▶ _GOAL OF THE EXERCISE_
Reproduce the records below in full and without edits, omitting images.

(Extracted records)
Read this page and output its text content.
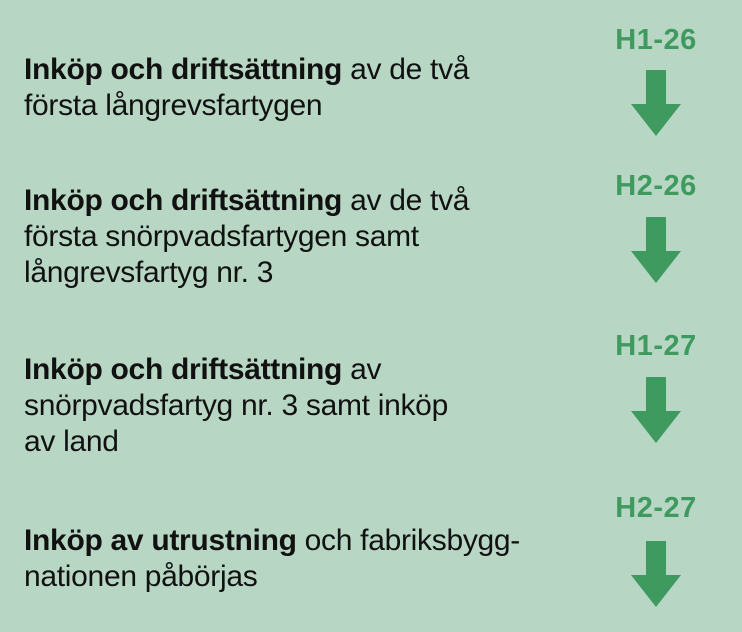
Inköp och driftsättning av de två
första långrevsfartygen
H1-26
Inköp och driftsättning av de två
första snörpvadsfartygen samt
långrevsfartyg nr. 3
H2-26
Inköp och driftsättning av
snörpvadsfartyg nr. 3 samt inköp
av land
H1-27
Inköp av utrustning och fabriksbygg-
nationen påbörjas
H2-27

▶ _PROBLEM SOLUTION_
Read this page and output its text content.
Inköp och driftsättning av de två
första långrevsfartygen
H1-26
Inköp och driftsättning av de två
första snörpvadsfartygen samt
långrevsfartyg nr. 3
H2-26
Inköp och driftsättning av
snörpvadsfartyg nr. 3 samt inköp
av land
H1-27
Inköp av utrustning och fabriksbygg-
nationen påbörjas
H2-27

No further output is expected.